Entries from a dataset
------------------------
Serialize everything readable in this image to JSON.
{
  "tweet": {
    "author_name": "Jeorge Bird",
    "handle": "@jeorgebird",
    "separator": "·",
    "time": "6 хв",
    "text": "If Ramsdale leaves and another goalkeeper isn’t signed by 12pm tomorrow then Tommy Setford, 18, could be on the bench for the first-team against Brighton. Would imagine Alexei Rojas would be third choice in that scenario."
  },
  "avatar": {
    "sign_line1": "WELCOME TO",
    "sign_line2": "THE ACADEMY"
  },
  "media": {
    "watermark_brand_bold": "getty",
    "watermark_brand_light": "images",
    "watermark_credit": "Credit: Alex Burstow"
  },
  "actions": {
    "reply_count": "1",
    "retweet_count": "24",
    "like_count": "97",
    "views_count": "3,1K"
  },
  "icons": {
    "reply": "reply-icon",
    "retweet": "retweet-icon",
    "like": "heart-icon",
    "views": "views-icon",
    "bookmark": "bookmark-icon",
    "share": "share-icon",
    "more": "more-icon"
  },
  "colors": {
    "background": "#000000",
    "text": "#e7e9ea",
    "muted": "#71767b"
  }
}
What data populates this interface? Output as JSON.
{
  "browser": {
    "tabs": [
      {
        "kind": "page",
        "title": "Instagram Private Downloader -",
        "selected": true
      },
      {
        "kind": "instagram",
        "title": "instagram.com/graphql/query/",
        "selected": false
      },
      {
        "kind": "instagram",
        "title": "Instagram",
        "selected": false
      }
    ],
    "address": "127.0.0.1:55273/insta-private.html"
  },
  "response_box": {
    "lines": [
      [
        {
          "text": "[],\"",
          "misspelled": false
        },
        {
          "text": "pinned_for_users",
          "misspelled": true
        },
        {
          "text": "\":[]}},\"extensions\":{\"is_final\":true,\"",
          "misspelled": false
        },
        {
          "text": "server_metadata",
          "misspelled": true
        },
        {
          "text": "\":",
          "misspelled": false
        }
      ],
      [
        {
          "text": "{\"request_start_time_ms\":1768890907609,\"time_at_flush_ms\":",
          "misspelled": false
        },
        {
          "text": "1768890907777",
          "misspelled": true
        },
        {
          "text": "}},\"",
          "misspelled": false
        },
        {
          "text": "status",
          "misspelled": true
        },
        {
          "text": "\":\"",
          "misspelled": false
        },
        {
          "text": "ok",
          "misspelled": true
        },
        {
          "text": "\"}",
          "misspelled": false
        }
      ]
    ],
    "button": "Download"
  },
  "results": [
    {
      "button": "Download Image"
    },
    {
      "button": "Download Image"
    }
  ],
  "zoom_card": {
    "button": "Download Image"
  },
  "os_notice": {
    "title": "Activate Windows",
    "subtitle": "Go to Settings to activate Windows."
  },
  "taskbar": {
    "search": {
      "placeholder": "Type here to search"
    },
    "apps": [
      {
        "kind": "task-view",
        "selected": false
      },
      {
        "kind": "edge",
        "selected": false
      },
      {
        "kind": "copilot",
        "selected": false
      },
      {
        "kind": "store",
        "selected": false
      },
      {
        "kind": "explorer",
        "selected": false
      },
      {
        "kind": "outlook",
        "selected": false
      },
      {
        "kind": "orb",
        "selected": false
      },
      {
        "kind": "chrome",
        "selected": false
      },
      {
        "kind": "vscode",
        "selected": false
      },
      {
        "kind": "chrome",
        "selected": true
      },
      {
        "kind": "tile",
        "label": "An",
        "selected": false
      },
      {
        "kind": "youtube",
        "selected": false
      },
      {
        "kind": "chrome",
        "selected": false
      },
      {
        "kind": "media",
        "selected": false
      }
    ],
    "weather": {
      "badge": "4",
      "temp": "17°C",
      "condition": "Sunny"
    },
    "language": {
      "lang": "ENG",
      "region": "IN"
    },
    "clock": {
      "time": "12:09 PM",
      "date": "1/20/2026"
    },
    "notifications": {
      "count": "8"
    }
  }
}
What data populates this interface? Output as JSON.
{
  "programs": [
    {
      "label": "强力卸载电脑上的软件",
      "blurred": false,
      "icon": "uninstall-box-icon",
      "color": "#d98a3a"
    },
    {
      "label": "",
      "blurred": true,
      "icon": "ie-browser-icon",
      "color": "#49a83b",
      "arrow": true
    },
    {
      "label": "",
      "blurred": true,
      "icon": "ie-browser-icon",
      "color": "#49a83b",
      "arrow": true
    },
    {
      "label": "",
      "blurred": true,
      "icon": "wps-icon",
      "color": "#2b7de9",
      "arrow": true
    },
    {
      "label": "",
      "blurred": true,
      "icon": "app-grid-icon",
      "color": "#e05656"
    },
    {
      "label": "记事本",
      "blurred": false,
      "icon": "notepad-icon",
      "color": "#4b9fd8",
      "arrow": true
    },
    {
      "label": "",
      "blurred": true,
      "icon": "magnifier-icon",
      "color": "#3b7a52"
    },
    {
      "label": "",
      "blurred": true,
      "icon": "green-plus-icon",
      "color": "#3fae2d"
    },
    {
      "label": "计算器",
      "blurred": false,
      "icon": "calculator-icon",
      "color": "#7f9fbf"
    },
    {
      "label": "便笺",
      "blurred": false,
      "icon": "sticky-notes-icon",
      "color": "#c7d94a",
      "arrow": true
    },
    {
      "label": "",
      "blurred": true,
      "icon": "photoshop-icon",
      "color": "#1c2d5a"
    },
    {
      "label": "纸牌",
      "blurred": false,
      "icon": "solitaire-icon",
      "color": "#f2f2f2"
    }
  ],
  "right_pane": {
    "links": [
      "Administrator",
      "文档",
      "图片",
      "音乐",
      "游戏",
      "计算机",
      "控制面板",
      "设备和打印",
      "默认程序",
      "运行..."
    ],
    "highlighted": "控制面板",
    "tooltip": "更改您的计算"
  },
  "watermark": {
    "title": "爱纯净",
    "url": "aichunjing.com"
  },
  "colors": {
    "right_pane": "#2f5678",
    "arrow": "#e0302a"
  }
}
------------------------
◆ STATED EXERCISE ◆
All lines above with "Windows" in them should be returned.

◆ TASK SOLUTION ◆
    "title": "Activate Windows",
    "subtitle": "Go to Settings to activate Windows."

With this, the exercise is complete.